• _EXERCISE PROMPT_:
Find the lines below that contain the string "JSON". Copy each one.

### INPUT DATA ###

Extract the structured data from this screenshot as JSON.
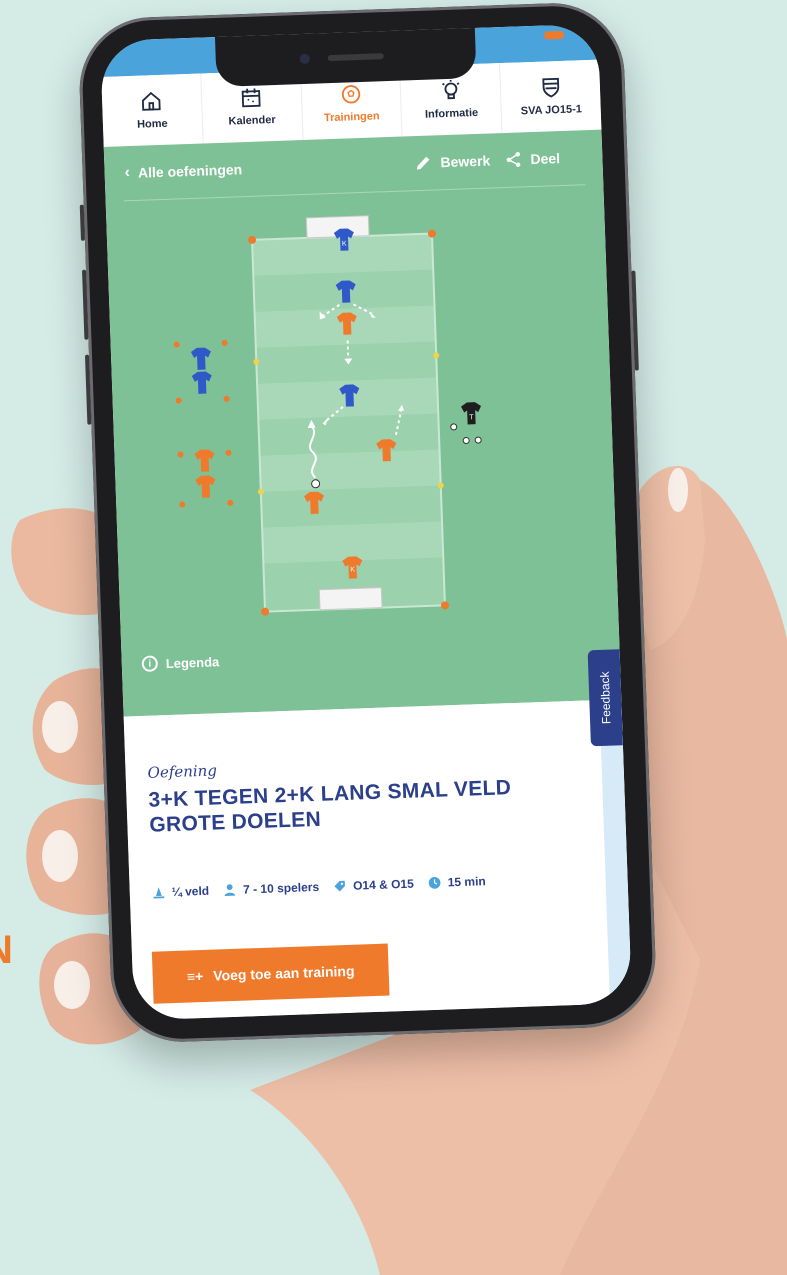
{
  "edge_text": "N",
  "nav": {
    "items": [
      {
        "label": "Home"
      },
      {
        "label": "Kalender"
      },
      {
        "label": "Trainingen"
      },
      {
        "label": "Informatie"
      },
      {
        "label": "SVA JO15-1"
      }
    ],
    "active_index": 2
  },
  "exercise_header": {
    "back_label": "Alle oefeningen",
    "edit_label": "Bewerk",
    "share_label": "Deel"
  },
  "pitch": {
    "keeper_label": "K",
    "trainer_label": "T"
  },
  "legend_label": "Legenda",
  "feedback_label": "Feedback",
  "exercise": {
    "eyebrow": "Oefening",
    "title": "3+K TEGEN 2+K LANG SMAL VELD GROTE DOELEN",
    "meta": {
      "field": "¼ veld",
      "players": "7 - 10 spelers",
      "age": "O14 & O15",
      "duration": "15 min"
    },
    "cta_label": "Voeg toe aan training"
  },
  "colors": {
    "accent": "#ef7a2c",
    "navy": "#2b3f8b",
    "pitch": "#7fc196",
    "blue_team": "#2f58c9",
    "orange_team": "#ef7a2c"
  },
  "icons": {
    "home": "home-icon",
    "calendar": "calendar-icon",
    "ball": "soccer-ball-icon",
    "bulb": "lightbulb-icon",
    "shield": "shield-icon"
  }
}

###
### INPUT DATA ###

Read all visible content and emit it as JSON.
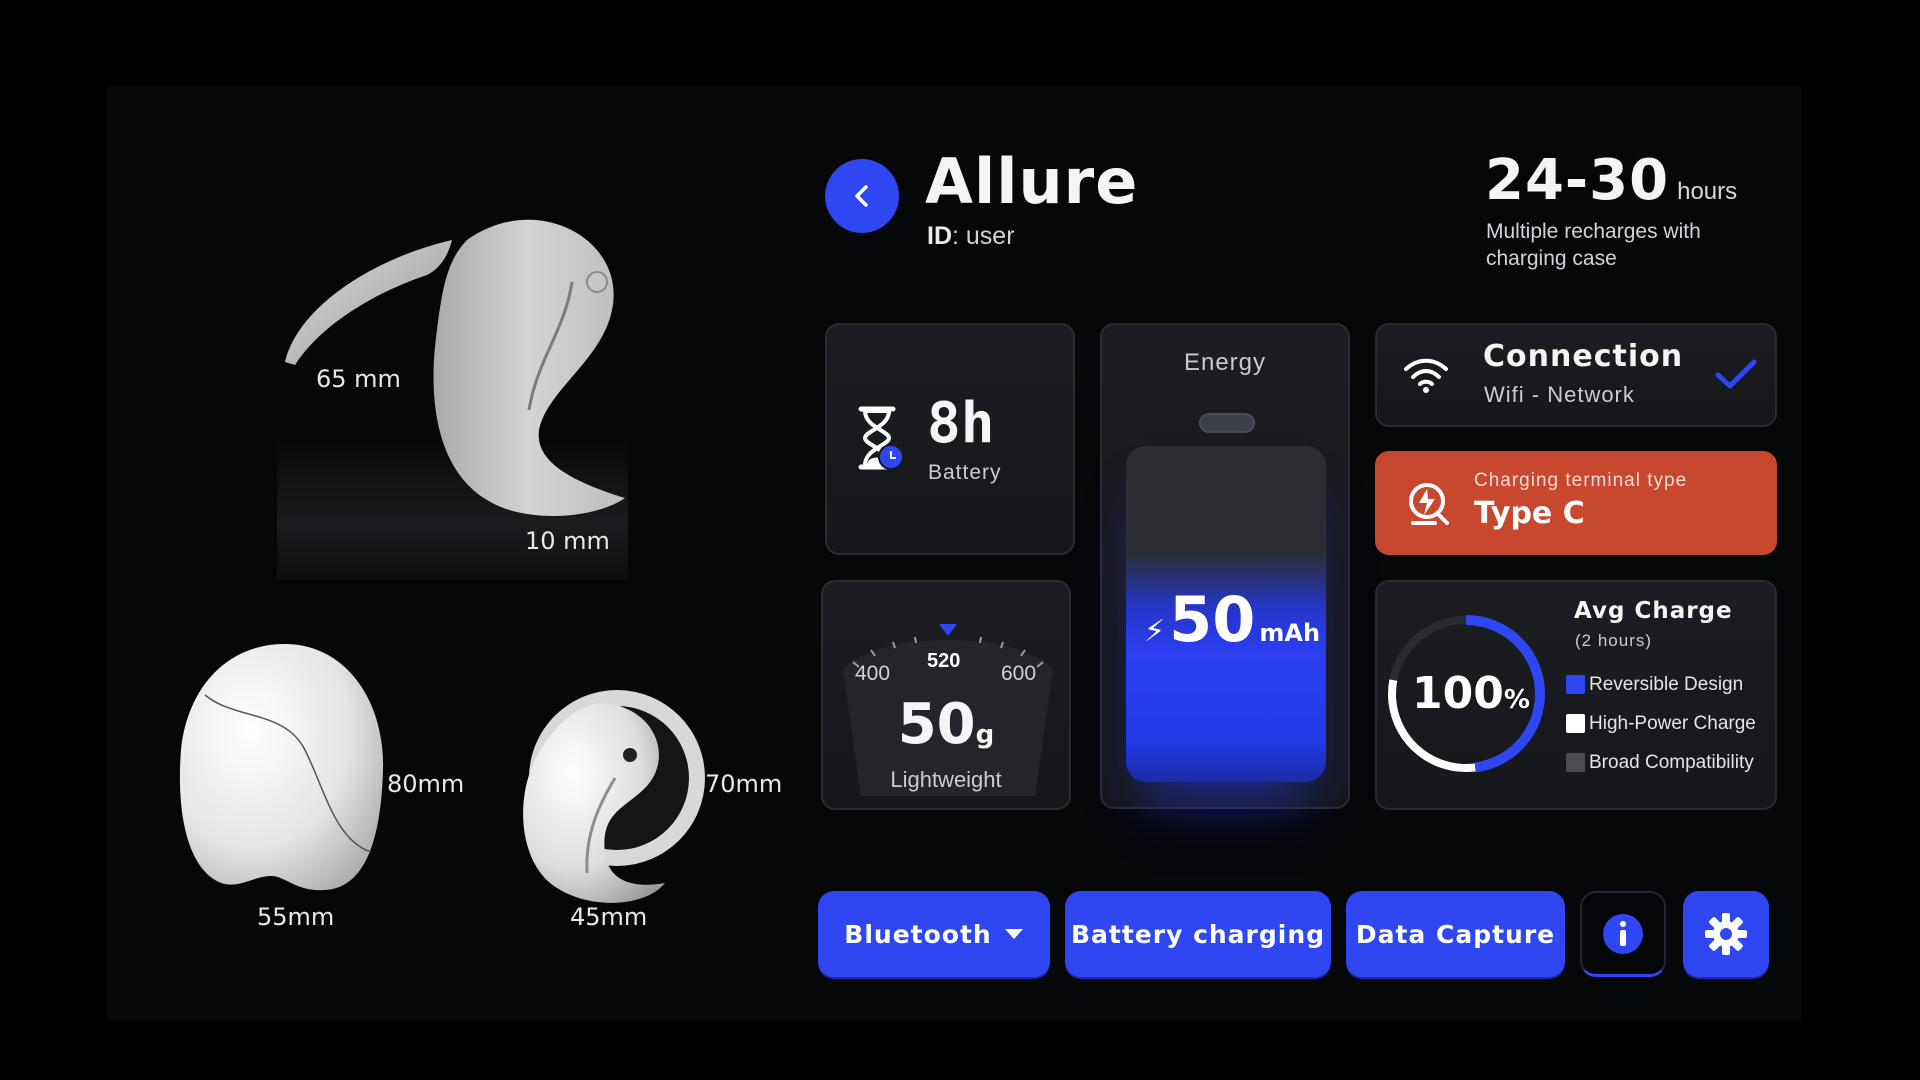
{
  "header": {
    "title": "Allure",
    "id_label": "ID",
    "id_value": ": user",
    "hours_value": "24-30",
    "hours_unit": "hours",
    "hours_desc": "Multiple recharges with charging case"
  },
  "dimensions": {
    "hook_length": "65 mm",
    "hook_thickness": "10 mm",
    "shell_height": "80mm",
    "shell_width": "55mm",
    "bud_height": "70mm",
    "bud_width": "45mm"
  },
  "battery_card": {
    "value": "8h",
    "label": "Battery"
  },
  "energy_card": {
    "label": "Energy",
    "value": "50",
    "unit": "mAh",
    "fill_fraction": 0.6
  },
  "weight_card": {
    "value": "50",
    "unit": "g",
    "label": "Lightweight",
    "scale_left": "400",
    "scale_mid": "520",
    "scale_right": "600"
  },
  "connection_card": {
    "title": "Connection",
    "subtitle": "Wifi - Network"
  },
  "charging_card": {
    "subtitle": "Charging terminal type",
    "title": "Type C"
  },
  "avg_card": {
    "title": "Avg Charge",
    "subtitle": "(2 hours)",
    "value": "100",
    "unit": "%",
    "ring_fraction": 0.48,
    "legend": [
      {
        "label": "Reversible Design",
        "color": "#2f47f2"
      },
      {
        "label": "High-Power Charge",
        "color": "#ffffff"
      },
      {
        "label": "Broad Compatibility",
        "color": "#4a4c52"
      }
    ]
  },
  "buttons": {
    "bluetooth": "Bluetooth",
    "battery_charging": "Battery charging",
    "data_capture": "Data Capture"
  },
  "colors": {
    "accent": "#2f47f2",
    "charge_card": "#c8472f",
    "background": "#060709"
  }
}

###

• _SOLUTION FOR THIS EXERCISE_:
Extract the structured data from this screenshot as JSON.
Read all visible content and emit it as JSON.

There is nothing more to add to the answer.